* **Required task**:
Could you print all the entries exactly?

* **Information shown**:
——————

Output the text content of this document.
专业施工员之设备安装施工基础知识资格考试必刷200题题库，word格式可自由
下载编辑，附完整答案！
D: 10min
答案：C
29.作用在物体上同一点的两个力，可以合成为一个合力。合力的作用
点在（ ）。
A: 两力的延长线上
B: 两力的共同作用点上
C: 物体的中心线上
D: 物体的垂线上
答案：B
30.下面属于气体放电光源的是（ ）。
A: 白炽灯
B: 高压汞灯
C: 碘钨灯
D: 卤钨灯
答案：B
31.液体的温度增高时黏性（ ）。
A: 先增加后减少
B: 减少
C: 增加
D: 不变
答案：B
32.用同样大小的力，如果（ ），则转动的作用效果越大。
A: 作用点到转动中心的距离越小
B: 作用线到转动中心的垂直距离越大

——————

* **Response to this exercise**:
Output the text content of this document.
专业施工员之设备安装施工基础知识资格考试必刷200题题库，word格式可自由
下载编辑，附完整答案！
D: 10min
答案：C
29.作用在物体上同一点的两个力，可以合成为一个合力。合力的作用
点在（ ）。
A: 两力的延长线上
B: 两力的共同作用点上
C: 物体的中心线上
D: 物体的垂线上
答案：B
30.下面属于气体放电光源的是（ ）。
A: 白炽灯
B: 高压汞灯
C: 碘钨灯
D: 卤钨灯
答案：B
31.液体的温度增高时黏性（ ）。
A: 先增加后减少
B: 减少
C: 增加
D: 不变
答案：B
32.用同样大小的力，如果（ ），则转动的作用效果越大。
A: 作用点到转动中心的距离越小
B: 作用线到转动中心的垂直距离越大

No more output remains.